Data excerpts
** Begin **
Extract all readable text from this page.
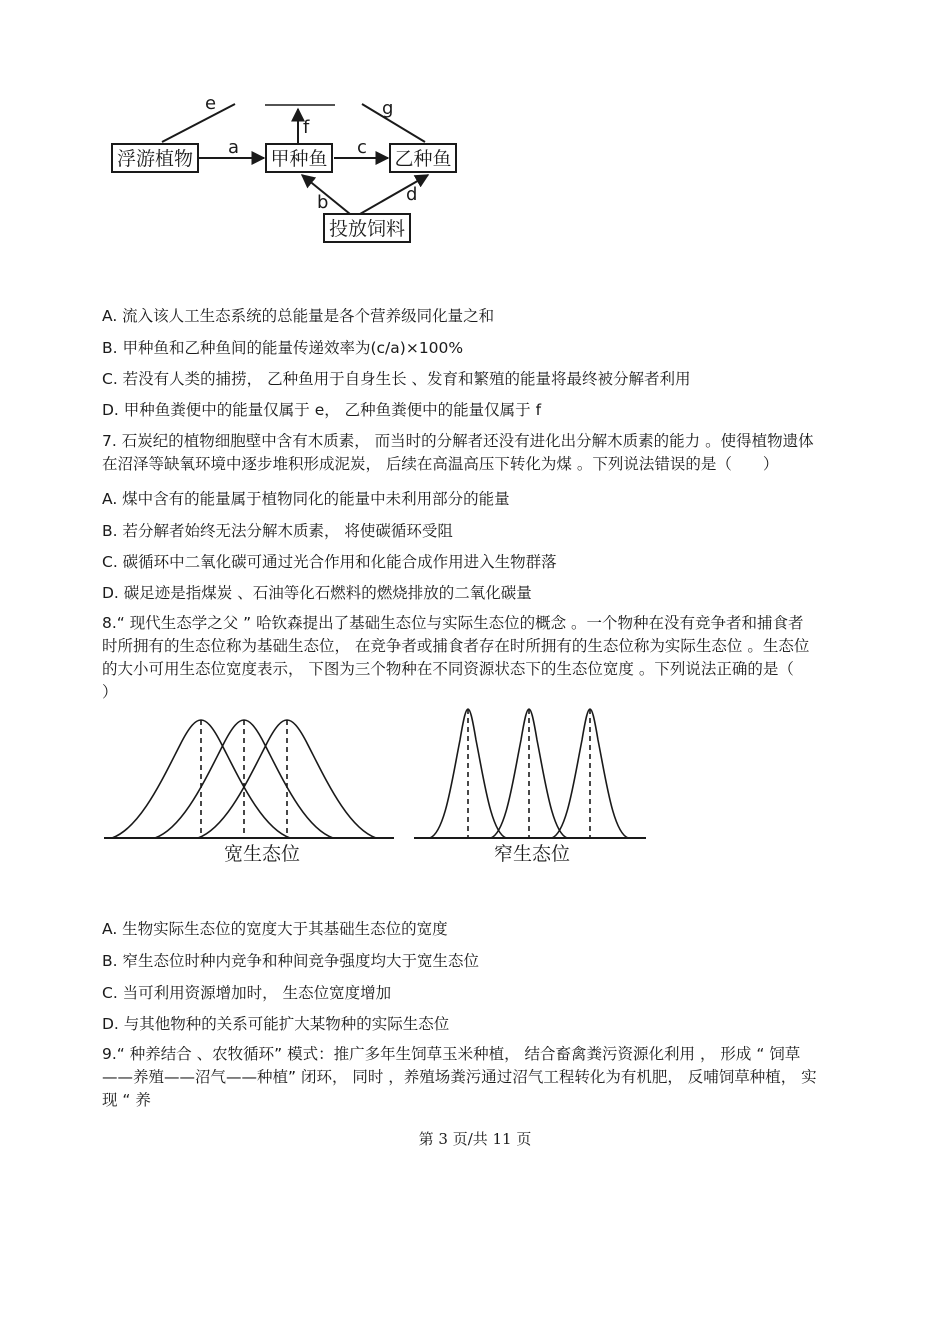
浮游植物	甲种鱼	乙种鱼
投放饲料
e	g
f
a	c
b	d
A. 流入该人工生态系统的总能量是各个营养级同化量之和
B. 甲种鱼和乙种鱼间的能量传递效率为(c/a)×100%
C. 若没有人类的捕捞， 乙种鱼用于自身生长 、发育和繁殖的能量将最终被分解者利用
D. 甲种鱼粪便中的能量仅属于 e， 乙种鱼粪便中的能量仅属于 f
7. 石炭纪的植物细胞壁中含有木质素， 而当时的分解者还没有进化出分解木质素的能力 。使得植物遗体
在沼泽等缺氧环境中逐步堆积形成泥炭， 后续在高温高压下转化为煤 。下列说法错误的是（　　）
A. 煤中含有的能量属于植物同化的能量中未利用部分的能量
B. 若分解者始终无法分解木质素， 将使碳循环受阻
C. 碳循环中二氧化碳可通过光合作用和化能合成作用进入生物群落
D. 碳足迹是指煤炭 、石油等化石燃料的燃烧排放的二氧化碳量
8.“ 现代生态学之父 ” 哈钦森提出了基础生态位与实际生态位的概念 。一个物种在没有竞争者和捕食者
时所拥有的生态位称为基础生态位， 在竞争者或捕食者存在时所拥有的生态位称为实际生态位 。生态位
的大小可用生态位宽度表示， 下图为三个物种在不同资源状态下的生态位宽度 。下列说法正确的是（
）
宽生态位	窄生态位
A. 生物实际生态位的宽度大于其基础生态位的宽度
B. 窄生态位时种内竞争和种间竞争强度均大于宽生态位
C. 当可利用资源增加时， 生态位宽度增加
D. 与其他物种的关系可能扩大某物种的实际生态位
9.“ 种养结合 、农牧循环” 模式：推广多年生饲草玉米种植， 结合畜禽粪污资源化利用 ， 形成 “ 饲草
——养殖——沼气——种植” 闭环， 同时 ，养殖场粪污通过沼气工程转化为有机肥， 反哺饲草种植， 实
现 “ 养
第 3 页/共 11 页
** End **
[Prompt] The material above holds pictures; copy everything else in it exactly.

[Solution to this exercise]
Extract all readable text from this page.
浮游植物	甲种鱼	乙种鱼
投放饲料
e	g
f
a	c
b	d
A. 流入该人工生态系统的总能量是各个营养级同化量之和
B. 甲种鱼和乙种鱼间的能量传递效率为(c/a)×100%
C. 若没有人类的捕捞， 乙种鱼用于自身生长 、发育和繁殖的能量将最终被分解者利用
D. 甲种鱼粪便中的能量仅属于 e， 乙种鱼粪便中的能量仅属于 f
7. 石炭纪的植物细胞壁中含有木质素， 而当时的分解者还没有进化出分解木质素的能力 。使得植物遗体
在沼泽等缺氧环境中逐步堆积形成泥炭， 后续在高温高压下转化为煤 。下列说法错误的是（　　）
A. 煤中含有的能量属于植物同化的能量中未利用部分的能量
B. 若分解者始终无法分解木质素， 将使碳循环受阻
C. 碳循环中二氧化碳可通过光合作用和化能合成作用进入生物群落
D. 碳足迹是指煤炭 、石油等化石燃料的燃烧排放的二氧化碳量
8.“ 现代生态学之父 ” 哈钦森提出了基础生态位与实际生态位的概念 。一个物种在没有竞争者和捕食者
时所拥有的生态位称为基础生态位， 在竞争者或捕食者存在时所拥有的生态位称为实际生态位 。生态位
的大小可用生态位宽度表示， 下图为三个物种在不同资源状态下的生态位宽度 。下列说法正确的是（
）
宽生态位	窄生态位
A. 生物实际生态位的宽度大于其基础生态位的宽度
B. 窄生态位时种内竞争和种间竞争强度均大于宽生态位
C. 当可利用资源增加时， 生态位宽度增加
D. 与其他物种的关系可能扩大某物种的实际生态位
9.“ 种养结合 、农牧循环” 模式：推广多年生饲草玉米种植， 结合畜禽粪污资源化利用 ， 形成 “ 饲草
——养殖——沼气——种植” 闭环， 同时 ，养殖场粪污通过沼气工程转化为有机肥， 反哺饲草种植， 实
现 “ 养
第 3 页/共 11 页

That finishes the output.